- _WHAT IS NEEDED_: Read the data, and whenever a line holds the word "color", report that line.
══════════════════════════════
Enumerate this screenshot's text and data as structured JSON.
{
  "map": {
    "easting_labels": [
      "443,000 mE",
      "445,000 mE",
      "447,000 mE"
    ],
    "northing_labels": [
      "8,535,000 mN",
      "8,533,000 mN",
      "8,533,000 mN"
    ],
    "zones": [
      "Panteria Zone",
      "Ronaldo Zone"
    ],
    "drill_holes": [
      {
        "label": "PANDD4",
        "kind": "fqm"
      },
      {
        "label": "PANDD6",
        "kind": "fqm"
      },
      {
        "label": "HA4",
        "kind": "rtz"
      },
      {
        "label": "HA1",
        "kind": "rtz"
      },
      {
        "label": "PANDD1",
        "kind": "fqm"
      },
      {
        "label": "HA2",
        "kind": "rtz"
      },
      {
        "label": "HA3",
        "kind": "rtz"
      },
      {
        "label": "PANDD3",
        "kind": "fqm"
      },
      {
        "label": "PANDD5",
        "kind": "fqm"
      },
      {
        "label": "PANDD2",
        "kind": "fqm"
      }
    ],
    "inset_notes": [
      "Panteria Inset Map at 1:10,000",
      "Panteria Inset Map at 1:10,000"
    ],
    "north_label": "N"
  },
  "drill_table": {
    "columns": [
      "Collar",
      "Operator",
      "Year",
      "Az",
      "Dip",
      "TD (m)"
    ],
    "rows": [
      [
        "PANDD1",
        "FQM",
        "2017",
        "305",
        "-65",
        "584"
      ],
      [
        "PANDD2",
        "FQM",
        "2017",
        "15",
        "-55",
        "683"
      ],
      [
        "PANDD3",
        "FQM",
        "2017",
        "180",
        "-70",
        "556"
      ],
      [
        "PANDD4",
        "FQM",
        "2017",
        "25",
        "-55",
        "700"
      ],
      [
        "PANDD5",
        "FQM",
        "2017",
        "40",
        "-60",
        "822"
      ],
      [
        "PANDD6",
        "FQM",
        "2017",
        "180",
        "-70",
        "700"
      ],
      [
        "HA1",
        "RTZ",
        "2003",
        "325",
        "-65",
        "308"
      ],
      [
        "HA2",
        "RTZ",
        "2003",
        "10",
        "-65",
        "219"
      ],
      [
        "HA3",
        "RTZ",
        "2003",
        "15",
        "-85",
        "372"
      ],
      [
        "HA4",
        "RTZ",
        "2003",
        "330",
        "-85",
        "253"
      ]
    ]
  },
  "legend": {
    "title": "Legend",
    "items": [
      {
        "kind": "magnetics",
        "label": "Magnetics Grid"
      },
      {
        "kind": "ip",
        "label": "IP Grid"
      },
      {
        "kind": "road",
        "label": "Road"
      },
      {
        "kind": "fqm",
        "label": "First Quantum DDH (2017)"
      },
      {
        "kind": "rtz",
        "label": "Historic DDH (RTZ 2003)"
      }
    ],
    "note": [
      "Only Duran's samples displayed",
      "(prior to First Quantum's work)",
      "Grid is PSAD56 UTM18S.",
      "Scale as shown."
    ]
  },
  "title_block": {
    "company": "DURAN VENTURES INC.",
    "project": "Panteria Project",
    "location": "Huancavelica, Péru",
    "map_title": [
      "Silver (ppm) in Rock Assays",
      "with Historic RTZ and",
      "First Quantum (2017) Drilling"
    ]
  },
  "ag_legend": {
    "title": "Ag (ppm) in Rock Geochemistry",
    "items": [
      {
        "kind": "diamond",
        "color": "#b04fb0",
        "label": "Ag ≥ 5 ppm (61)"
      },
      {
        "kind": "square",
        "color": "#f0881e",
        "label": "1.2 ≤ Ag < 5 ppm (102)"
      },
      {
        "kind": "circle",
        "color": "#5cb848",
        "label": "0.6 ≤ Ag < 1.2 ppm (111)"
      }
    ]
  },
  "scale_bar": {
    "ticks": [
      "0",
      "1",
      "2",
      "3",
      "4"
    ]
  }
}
══════════════════════════════
- _EXERCISE ANSWER_:
        "color": "#b04fb0",
        "color": "#f0881e",
        "color": "#5cb848",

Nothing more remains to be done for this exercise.